**Problem statement:** Without further comment, state how many lines in the listing below contain the word "Messenger".

**Information shown:**
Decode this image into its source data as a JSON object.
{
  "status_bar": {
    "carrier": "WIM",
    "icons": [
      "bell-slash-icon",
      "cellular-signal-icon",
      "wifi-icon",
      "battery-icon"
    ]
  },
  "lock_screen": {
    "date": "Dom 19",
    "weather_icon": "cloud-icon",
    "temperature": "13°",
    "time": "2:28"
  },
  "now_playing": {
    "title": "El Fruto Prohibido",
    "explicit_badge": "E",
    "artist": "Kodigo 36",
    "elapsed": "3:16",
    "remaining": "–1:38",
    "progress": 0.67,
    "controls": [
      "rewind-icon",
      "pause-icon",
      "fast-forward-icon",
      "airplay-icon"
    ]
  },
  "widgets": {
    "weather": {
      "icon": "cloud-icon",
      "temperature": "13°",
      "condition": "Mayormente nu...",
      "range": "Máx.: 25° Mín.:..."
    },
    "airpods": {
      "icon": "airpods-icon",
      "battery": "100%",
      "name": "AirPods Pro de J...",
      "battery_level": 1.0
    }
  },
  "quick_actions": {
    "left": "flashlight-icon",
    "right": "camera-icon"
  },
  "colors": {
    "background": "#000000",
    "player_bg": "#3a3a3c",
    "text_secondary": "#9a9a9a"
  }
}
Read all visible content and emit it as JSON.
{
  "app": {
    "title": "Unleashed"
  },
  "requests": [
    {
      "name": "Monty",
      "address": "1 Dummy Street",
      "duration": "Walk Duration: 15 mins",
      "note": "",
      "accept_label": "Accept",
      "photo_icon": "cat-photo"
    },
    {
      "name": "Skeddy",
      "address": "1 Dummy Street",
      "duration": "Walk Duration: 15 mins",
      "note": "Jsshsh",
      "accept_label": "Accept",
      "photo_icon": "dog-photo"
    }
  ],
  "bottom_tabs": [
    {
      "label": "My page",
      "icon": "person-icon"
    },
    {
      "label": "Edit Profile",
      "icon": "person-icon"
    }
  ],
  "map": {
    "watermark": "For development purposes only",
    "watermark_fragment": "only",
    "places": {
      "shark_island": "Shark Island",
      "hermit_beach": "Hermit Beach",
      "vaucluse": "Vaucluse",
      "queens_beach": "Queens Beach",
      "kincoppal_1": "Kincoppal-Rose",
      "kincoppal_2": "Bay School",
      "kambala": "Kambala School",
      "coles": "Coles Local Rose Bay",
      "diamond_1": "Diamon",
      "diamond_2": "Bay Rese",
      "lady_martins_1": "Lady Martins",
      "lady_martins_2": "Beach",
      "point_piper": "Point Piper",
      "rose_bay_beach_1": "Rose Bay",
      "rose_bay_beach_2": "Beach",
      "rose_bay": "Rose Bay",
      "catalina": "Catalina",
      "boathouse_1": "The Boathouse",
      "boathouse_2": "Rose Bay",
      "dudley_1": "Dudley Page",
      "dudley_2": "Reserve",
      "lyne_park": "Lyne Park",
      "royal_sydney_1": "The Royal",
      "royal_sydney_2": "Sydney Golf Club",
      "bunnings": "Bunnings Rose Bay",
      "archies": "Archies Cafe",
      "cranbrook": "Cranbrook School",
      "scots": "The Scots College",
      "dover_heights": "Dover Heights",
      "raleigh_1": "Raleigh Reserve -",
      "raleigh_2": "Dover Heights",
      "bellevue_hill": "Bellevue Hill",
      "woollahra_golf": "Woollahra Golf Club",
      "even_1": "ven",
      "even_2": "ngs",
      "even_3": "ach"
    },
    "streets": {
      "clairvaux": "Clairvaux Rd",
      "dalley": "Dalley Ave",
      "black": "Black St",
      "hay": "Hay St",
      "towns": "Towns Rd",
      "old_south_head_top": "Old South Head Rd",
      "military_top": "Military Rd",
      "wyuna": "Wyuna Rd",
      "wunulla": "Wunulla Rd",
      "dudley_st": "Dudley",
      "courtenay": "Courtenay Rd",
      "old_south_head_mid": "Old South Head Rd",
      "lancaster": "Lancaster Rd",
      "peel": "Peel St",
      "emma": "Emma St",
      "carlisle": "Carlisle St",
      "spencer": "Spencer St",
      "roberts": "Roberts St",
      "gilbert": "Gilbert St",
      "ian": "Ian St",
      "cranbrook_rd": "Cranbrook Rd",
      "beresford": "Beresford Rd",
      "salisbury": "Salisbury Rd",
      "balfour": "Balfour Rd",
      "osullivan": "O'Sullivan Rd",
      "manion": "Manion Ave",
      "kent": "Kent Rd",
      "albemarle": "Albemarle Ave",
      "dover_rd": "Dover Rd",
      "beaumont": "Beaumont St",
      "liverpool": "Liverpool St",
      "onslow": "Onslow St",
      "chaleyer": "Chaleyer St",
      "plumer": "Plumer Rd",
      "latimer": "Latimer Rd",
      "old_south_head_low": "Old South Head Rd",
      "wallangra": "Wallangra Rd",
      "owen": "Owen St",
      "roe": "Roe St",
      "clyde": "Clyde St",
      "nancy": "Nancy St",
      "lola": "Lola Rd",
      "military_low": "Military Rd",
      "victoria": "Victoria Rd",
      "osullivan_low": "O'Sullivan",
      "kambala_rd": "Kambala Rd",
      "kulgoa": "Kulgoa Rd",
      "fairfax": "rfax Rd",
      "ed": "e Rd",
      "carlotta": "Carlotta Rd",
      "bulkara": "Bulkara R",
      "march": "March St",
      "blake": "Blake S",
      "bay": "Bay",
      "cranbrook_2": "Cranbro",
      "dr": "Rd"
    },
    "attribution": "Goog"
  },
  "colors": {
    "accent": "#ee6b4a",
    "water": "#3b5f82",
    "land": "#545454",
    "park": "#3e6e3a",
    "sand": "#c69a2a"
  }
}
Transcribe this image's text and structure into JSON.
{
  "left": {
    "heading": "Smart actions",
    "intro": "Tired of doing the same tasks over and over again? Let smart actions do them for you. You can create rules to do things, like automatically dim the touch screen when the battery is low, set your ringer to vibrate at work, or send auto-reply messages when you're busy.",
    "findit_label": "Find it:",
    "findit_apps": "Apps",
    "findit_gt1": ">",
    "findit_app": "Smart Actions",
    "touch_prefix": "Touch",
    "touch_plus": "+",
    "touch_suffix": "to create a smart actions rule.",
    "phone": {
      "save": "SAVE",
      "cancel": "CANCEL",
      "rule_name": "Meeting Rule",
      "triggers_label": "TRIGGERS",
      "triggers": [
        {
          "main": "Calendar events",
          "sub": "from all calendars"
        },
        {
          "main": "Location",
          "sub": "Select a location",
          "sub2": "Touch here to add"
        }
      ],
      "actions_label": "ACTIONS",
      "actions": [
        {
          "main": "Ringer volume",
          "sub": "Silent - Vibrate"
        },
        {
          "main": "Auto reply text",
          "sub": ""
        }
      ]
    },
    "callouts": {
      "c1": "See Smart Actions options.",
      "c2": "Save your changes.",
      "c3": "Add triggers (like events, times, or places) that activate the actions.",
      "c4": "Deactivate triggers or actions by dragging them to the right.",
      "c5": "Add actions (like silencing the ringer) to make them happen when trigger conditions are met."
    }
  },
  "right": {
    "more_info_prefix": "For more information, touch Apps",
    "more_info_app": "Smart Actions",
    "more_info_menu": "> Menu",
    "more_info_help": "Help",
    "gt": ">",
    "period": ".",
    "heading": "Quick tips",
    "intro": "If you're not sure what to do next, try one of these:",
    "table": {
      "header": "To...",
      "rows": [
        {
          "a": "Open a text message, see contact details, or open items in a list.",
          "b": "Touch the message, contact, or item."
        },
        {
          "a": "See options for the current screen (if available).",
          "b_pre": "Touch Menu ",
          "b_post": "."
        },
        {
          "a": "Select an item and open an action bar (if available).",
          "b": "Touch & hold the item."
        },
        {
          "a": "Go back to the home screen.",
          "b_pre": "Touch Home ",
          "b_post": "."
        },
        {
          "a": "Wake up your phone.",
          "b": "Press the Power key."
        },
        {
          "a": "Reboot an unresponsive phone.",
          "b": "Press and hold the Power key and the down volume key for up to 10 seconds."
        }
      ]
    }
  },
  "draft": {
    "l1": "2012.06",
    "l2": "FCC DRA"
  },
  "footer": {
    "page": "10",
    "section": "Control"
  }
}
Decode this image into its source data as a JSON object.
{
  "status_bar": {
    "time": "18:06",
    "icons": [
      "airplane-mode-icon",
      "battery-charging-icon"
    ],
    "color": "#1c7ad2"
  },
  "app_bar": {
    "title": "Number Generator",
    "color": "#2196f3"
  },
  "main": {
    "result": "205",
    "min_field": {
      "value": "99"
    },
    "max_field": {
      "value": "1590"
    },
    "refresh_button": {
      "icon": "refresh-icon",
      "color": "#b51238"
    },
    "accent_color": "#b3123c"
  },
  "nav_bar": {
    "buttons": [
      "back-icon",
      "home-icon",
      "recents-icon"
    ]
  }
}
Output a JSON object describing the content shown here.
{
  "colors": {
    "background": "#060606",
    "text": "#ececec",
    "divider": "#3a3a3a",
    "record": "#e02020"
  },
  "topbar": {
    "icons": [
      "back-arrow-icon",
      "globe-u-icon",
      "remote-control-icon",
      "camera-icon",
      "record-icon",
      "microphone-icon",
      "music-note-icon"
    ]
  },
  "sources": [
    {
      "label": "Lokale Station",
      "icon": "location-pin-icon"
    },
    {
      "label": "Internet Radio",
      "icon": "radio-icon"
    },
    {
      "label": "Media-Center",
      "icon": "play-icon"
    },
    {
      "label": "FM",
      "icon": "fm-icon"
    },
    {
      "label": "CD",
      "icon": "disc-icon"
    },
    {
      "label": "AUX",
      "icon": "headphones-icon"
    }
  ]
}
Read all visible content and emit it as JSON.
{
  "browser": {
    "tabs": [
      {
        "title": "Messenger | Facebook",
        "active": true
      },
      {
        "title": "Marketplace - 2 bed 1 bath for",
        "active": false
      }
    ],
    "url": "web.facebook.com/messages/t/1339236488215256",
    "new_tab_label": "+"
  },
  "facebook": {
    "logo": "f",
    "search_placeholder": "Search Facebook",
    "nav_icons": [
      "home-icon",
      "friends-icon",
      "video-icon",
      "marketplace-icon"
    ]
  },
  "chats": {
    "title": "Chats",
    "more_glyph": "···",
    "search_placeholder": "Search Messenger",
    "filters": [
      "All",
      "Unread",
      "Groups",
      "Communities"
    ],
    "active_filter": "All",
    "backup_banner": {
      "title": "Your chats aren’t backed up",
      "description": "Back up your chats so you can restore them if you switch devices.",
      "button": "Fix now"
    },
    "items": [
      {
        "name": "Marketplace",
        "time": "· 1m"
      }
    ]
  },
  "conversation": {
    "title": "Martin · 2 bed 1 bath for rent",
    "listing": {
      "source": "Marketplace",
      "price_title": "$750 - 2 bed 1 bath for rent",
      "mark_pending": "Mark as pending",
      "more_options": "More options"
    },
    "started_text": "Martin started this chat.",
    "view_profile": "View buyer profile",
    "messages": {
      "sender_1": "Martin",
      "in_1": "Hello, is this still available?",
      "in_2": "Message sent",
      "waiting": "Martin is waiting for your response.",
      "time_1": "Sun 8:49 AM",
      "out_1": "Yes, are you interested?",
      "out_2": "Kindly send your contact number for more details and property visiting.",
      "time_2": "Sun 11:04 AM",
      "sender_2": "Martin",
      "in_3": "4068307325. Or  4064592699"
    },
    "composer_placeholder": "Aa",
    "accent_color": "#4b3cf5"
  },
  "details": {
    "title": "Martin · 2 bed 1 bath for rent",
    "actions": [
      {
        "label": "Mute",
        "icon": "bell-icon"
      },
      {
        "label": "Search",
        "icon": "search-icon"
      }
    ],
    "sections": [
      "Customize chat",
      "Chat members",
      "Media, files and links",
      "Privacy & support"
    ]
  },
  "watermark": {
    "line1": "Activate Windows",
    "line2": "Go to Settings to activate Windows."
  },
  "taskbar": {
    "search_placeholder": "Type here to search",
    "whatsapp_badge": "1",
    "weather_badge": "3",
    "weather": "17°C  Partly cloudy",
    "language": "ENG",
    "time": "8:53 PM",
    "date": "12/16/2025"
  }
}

**Finished exercise:** 2